## What is needed
In the entries, find all lines that hold the word "Node" and copy them.

** Start of Working data **

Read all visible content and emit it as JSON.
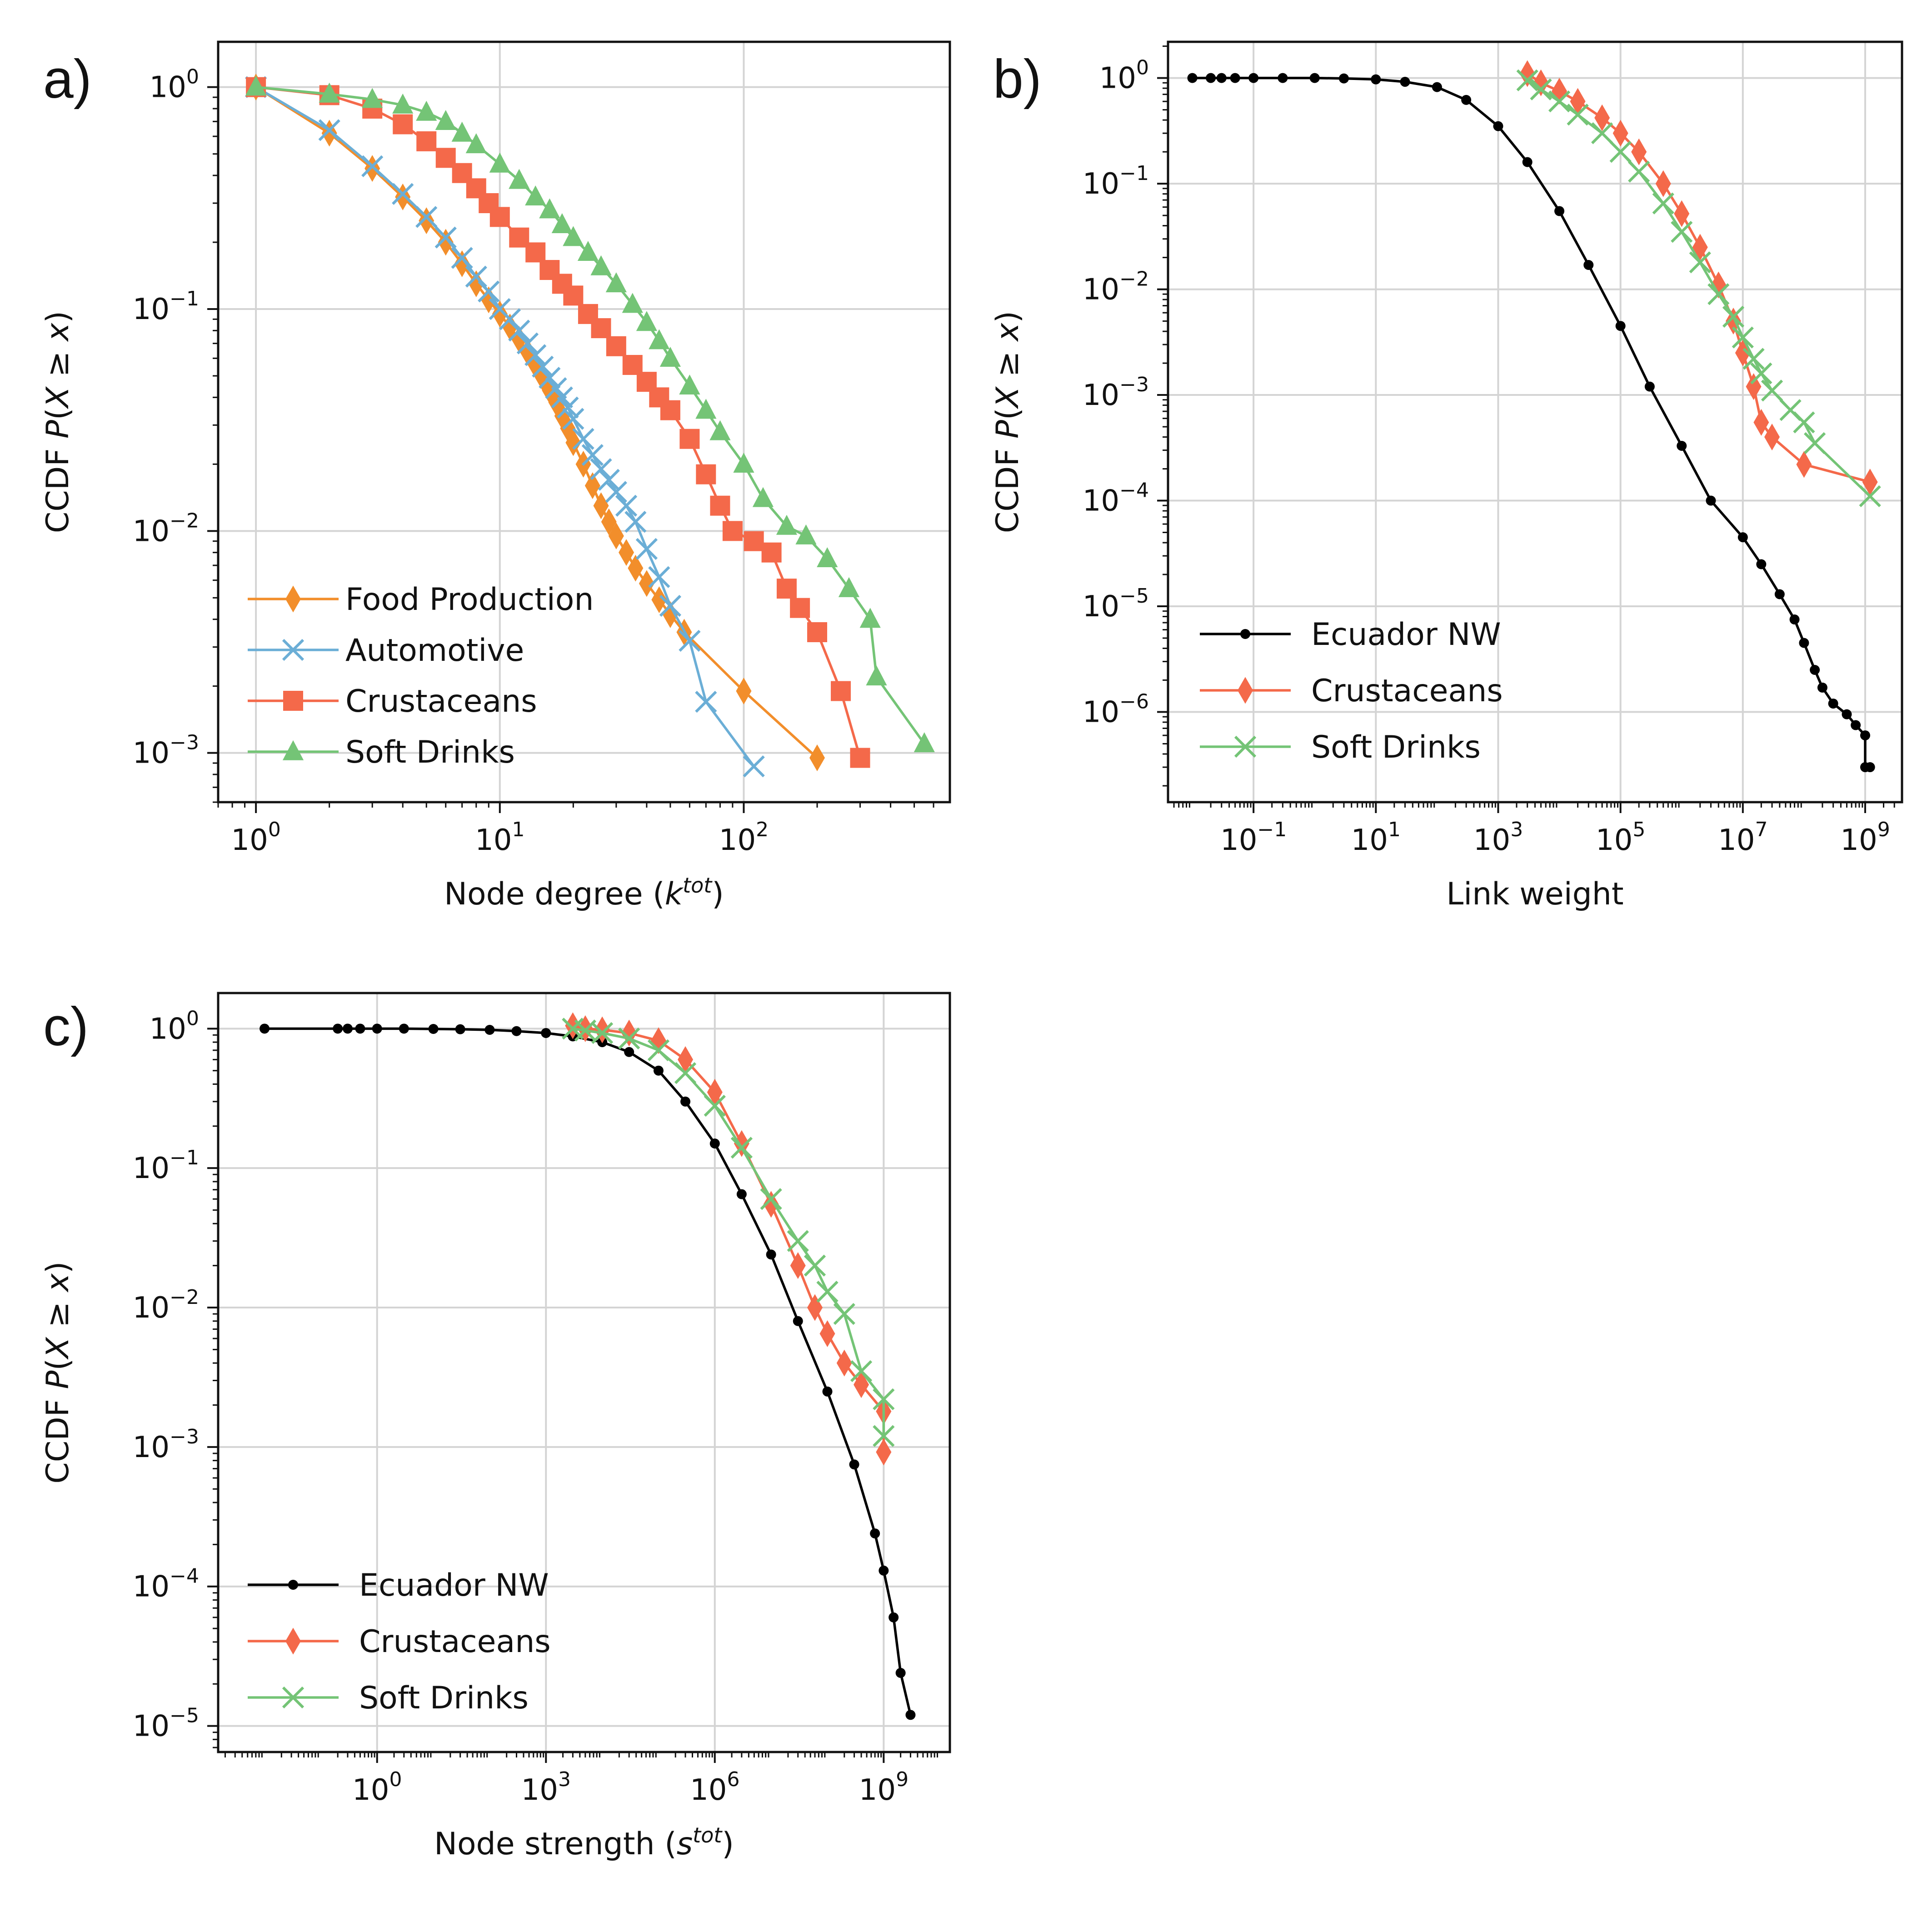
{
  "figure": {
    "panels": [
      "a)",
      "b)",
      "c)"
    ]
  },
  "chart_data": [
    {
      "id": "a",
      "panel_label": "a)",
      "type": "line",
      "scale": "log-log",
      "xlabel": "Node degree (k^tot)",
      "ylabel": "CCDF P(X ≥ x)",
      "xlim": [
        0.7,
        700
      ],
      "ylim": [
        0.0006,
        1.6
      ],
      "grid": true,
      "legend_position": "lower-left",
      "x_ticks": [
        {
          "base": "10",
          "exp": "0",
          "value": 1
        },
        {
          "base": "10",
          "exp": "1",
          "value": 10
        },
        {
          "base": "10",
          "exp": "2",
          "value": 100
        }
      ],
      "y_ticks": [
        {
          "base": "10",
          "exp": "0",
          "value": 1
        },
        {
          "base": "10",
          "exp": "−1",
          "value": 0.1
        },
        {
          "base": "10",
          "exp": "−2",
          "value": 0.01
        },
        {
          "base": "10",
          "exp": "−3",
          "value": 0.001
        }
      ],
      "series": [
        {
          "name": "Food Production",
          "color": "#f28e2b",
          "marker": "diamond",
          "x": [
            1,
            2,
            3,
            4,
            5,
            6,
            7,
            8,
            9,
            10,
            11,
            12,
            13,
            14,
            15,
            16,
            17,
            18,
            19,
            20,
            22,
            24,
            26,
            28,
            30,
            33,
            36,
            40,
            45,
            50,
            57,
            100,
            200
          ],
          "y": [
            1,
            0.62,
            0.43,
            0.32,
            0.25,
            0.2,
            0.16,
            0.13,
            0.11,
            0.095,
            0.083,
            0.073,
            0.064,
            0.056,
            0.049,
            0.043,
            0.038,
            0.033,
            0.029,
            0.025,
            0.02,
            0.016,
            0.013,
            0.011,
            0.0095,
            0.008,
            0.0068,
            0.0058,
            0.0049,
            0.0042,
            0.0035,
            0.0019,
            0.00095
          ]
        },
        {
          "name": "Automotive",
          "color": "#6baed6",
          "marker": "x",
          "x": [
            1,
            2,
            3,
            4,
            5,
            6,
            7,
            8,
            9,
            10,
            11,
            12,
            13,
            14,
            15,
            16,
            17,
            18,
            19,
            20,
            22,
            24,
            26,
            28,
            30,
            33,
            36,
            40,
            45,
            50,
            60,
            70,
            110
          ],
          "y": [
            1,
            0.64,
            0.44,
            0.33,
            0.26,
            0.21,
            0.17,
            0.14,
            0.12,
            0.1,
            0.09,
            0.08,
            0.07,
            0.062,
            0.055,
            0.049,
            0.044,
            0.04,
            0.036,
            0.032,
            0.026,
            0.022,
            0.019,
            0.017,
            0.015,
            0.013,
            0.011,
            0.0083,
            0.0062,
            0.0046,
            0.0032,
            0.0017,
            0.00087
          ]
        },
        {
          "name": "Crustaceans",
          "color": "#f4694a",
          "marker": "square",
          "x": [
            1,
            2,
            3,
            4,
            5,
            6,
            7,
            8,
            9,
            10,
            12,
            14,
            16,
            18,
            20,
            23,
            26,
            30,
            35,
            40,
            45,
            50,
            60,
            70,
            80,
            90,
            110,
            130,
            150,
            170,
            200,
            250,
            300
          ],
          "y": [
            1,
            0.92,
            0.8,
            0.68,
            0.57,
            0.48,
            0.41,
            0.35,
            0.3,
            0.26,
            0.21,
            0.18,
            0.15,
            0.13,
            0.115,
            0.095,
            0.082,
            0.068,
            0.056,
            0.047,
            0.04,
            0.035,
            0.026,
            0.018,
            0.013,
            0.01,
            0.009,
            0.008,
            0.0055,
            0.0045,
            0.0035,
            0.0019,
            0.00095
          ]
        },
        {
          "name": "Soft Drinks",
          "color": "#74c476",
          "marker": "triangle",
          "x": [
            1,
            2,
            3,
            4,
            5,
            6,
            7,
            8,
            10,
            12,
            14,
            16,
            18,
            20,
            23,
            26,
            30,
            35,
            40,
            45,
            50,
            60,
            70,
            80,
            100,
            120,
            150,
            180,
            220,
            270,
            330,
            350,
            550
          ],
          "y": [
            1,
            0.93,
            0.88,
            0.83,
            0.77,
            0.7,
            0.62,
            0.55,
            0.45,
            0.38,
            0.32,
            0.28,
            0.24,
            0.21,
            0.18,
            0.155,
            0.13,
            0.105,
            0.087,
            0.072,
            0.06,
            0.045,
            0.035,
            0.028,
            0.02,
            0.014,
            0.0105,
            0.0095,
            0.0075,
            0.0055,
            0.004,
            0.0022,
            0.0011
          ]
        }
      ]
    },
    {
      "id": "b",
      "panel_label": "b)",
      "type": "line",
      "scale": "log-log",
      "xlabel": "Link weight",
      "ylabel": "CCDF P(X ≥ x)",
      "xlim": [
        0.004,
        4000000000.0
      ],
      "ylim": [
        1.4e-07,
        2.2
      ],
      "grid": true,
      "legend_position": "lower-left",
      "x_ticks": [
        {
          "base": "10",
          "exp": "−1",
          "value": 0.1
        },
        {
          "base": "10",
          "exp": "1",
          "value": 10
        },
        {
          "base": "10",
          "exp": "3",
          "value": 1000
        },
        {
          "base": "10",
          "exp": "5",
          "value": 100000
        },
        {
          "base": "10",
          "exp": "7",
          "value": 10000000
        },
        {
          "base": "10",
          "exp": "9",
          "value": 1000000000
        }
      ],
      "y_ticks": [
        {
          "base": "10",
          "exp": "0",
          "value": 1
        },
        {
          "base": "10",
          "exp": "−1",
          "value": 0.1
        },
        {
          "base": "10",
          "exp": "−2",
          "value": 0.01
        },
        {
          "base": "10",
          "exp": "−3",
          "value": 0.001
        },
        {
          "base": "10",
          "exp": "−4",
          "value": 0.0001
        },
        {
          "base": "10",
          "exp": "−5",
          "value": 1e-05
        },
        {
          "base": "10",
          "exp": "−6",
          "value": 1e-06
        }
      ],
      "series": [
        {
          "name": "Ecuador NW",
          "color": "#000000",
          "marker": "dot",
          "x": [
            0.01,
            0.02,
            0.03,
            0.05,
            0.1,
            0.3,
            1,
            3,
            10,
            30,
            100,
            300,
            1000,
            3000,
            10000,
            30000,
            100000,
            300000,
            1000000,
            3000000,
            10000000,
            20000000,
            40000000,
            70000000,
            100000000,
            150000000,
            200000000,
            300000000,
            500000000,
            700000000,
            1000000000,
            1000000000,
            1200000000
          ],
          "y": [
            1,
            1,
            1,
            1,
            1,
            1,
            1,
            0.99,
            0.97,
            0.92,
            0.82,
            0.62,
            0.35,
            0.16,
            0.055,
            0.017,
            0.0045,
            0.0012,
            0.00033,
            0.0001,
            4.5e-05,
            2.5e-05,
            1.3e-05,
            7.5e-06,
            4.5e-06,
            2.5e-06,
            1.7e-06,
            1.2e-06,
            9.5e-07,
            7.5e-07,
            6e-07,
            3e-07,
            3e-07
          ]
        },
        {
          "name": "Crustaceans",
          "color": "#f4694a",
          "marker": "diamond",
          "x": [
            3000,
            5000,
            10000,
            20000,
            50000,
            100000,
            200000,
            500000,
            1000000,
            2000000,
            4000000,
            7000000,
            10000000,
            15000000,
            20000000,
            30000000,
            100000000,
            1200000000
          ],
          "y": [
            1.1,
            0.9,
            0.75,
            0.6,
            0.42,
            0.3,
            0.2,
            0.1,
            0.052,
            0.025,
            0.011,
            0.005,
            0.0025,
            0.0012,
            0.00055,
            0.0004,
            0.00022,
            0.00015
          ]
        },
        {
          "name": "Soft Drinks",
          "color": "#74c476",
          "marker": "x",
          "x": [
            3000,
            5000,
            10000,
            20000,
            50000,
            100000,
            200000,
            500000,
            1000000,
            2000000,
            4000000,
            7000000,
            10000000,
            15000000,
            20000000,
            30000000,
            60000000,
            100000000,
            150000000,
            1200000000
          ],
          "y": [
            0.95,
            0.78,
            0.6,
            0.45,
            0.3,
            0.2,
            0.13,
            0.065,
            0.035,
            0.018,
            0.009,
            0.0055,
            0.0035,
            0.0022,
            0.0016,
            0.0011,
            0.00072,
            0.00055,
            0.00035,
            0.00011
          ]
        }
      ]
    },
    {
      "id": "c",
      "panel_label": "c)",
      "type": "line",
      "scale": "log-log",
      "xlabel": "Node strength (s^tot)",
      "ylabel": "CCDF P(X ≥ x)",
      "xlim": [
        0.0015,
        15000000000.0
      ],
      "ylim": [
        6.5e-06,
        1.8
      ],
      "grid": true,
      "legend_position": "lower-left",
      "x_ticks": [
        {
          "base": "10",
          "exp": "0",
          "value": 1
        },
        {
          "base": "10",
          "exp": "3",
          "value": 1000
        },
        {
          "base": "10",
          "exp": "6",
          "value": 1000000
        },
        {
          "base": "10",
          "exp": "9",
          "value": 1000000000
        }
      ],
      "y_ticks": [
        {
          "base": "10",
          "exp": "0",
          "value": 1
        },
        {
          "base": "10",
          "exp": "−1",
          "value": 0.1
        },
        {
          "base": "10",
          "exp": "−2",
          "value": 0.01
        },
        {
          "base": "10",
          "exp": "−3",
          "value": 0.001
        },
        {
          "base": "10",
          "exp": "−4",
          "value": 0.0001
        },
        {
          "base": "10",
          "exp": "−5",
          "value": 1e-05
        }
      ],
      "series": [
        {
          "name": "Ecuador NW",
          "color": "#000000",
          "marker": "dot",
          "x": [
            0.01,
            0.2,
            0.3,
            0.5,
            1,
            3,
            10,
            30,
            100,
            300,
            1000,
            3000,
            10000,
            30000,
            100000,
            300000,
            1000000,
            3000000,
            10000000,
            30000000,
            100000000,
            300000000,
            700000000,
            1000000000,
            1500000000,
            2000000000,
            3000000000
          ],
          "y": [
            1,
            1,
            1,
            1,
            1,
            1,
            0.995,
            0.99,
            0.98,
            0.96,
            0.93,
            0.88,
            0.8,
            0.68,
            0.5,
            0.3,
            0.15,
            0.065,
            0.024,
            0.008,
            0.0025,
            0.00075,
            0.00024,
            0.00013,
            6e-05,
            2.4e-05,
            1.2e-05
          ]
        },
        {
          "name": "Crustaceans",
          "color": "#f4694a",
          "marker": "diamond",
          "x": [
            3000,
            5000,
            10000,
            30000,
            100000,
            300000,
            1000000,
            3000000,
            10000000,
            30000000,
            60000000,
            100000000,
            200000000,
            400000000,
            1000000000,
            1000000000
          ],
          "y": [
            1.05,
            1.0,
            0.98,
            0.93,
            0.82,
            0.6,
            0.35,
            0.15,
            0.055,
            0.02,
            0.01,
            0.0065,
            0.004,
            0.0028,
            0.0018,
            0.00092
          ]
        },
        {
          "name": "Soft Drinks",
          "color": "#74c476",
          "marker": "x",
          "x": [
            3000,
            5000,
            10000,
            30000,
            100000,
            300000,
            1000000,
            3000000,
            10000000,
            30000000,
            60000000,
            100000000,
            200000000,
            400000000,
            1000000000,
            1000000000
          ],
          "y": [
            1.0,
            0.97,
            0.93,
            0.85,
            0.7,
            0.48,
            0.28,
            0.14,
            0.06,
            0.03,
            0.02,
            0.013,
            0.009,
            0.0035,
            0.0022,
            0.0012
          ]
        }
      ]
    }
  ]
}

** End of Working data **

## Full response
      "xlabel": "Node degree (k^tot)",
      "xlabel": "Node strength (s^tot)",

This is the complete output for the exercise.